▶ **The exercise**: Give back the records below exactly, every one, with no pictures.

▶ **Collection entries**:
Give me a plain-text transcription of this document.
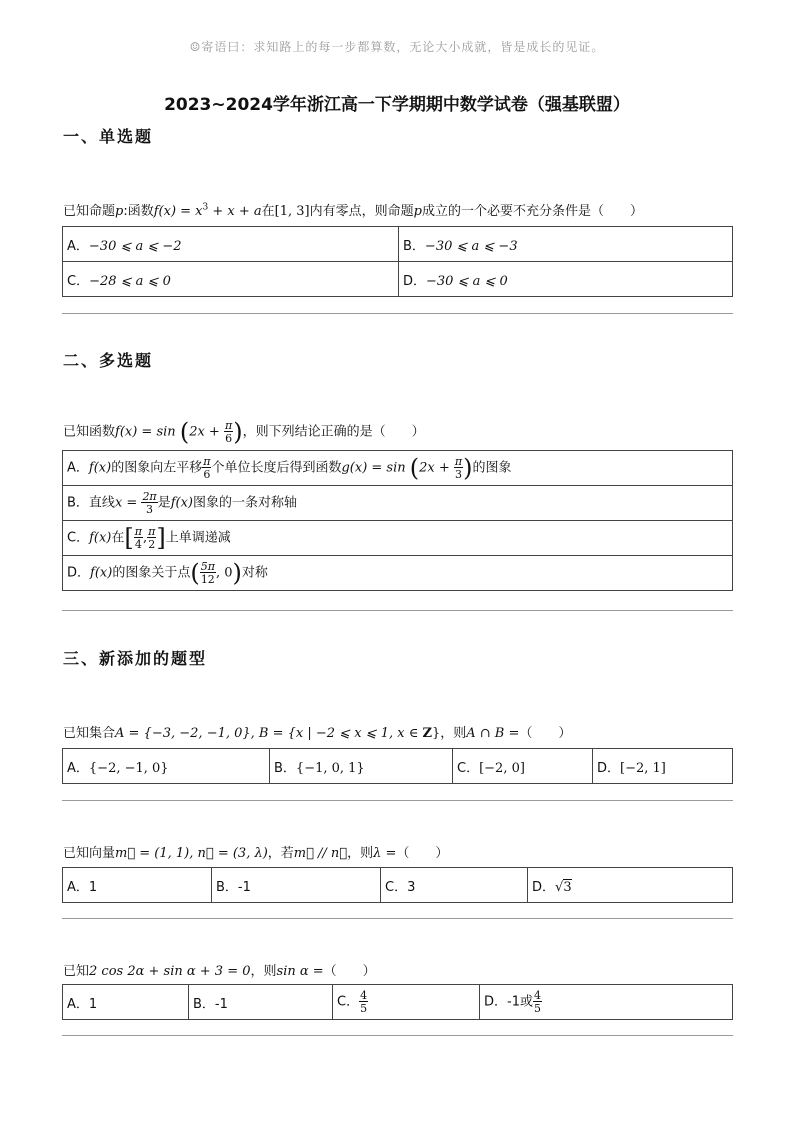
☺寄语曰：求知路上的每一步都算数，无论大小成就，皆是成长的见证。
2023~2024学年浙江高一下学期期中数学试卷（强基联盟）
一、单选题
已知命题p:函数$f(x) = x^3 + x + a$在[1, 3]内有零点，则命题p成立的一个必要不充分条件是（　　）
A．−30 ⩽ a ⩽ −2	B．−30 ⩽ a ⩽ −3
C．−28 ⩽ a ⩽ 0	D．−30 ⩽ a ⩽ 0
二、多选题
已知函数$f(x) = \sin (2x + \frac{\pi}{6}$ )，则下列结论正确的是（　　）
A．f(x)的图象向左平移 $\frac{\pi}{6}$ 个单位长度后得到函数$g(x) = \sin (2x + \frac{\pi}{3}$ )的图象
B．直线$x = \frac{2\pi}{3}$ 是f(x)图象的一条对称轴
C．f(x)在[ $\frac{\pi}{4}$ , $\frac{\pi}{2}$ ]上单调递减
D．f(x)的图象关于点( $\frac{5\pi}{12}$ , 0)对称
三、新添加的题型
已知集合A = {−3, −2, −1, 0}, B = {x | −2 ⩽ x ⩽ 1, x ∈ Z}，则A ∩ B =（　　）
A．{−2, −1, 0}	B．{−1, 0, 1}	C．[−2, 0]	D．[−2, 1]
已知向量m⃗ = (1, 1), n⃗ = (3, λ)，若m⃗ // n⃗，则λ =（　　）
A．1	B．-1	C．3	D．√3
已知2 cos 2α + sin α + 3 = 0，则sin α =（　　）
A．1	B．-1	C． $\frac{4}{5}$	D．-1或 $\frac{4}{5}$
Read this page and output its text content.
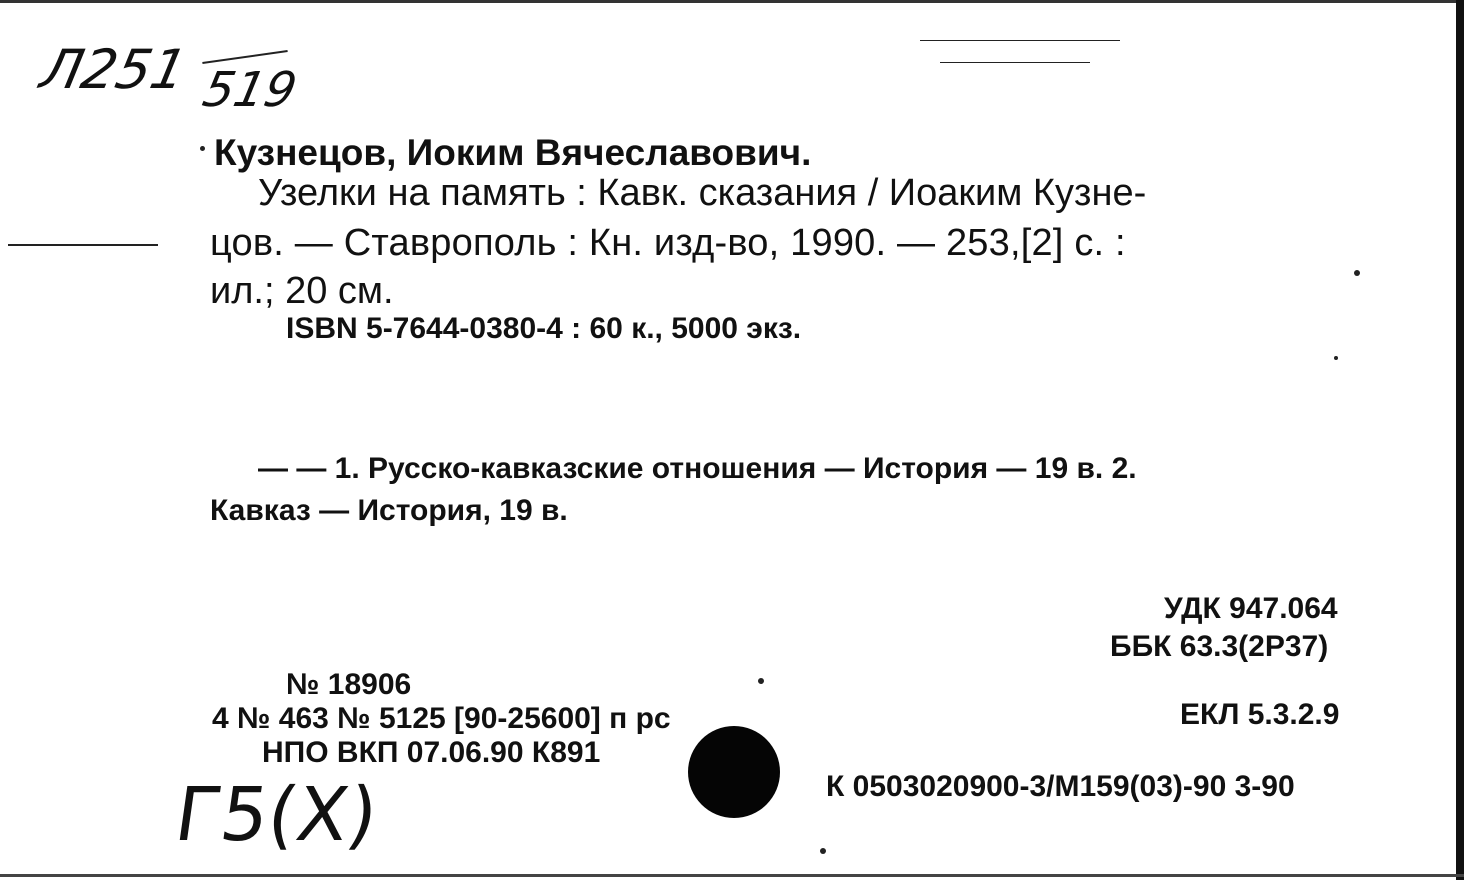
Л251 519
Кузнецов, Иоким Вячеславович.
Узелки на память : Кавк. сказания / Иоаким Кузне-
цов. — Ставрополь : Кн. изд-во, 1990. — 253,[2] с. :
ил.; 20 см.
ISBN 5-7644-0380-4 : 60 к., 5000 экз.
— — 1. Русско-кавказские отношения — История — 19 в. 2.
Кавказ — История, 19 в.
УДК 947.064
ББК 63.3(2Р37)
ЕКЛ 5.3.2.9
К 0503020900-3/М159(03)-90 3-90
№ 18906
4 № 463 № 5125 [90-25600] п рс
НПО ВКП 07.06.90 К891
Г5(Х)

▶ **Solution for this problem**:
Give me a plain-text transcription of this document.
☺寄语曰：求知路上的每一步都算数，无论大小成就，皆是成长的见证。
2023~2024学年浙江高一下学期期中数学试卷（强基联盟）
一、单选题
已知命题p:函数$f(x) = x^3 + x + a$在[1, 3]内有零点，则命题p成立的一个必要不充分条件是（　　）
A．−30 ⩽ a ⩽ −2	B．−30 ⩽ a ⩽ −3
C．−28 ⩽ a ⩽ 0	D．−30 ⩽ a ⩽ 0
二、多选题
已知函数$f(x) = \sin (2x + \frac{\pi}{6}$ )，则下列结论正确的是（　　）
A．f(x)的图象向左平移 $\frac{\pi}{6}$ 个单位长度后得到函数$g(x) = \sin (2x + \frac{\pi}{3}$ )的图象
B．直线$x = \frac{2\pi}{3}$ 是f(x)图象的一条对称轴
C．f(x)在[ $\frac{\pi}{4}$ , $\frac{\pi}{2}$ ]上单调递减
D．f(x)的图象关于点( $\frac{5\pi}{12}$ , 0)对称
三、新添加的题型
已知集合A = {−3, −2, −1, 0}, B = {x | −2 ⩽ x ⩽ 1, x ∈ Z}，则A ∩ B =（　　）
A．{−2, −1, 0}	B．{−1, 0, 1}	C．[−2, 0]	D．[−2, 1]
已知向量m⃗ = (1, 1), n⃗ = (3, λ)，若m⃗ // n⃗，则λ =（　　）
A．1	B．-1	C．3	D．√3
已知2 cos 2α + sin α + 3 = 0，则sin α =（　　）
A．1	B．-1	C． $\frac{4}{5}$	D．-1或 $\frac{4}{5}$
Read this page and output its text content.
Л251 519
Кузнецов, Иоким Вячеславович.
Узелки на память : Кавк. сказания / Иоаким Кузне-
цов. — Ставрополь : Кн. изд-во, 1990. — 253,[2] с. :
ил.; 20 см.
ISBN 5-7644-0380-4 : 60 к., 5000 экз.
— — 1. Русско-кавказские отношения — История — 19 в. 2.
Кавказ — История, 19 в.
УДК 947.064
ББК 63.3(2Р37)
ЕКЛ 5.3.2.9
К 0503020900-3/М159(03)-90 3-90
№ 18906
4 № 463 № 5125 [90-25600] п рс
НПО ВКП 07.06.90 К891
Г5(Х)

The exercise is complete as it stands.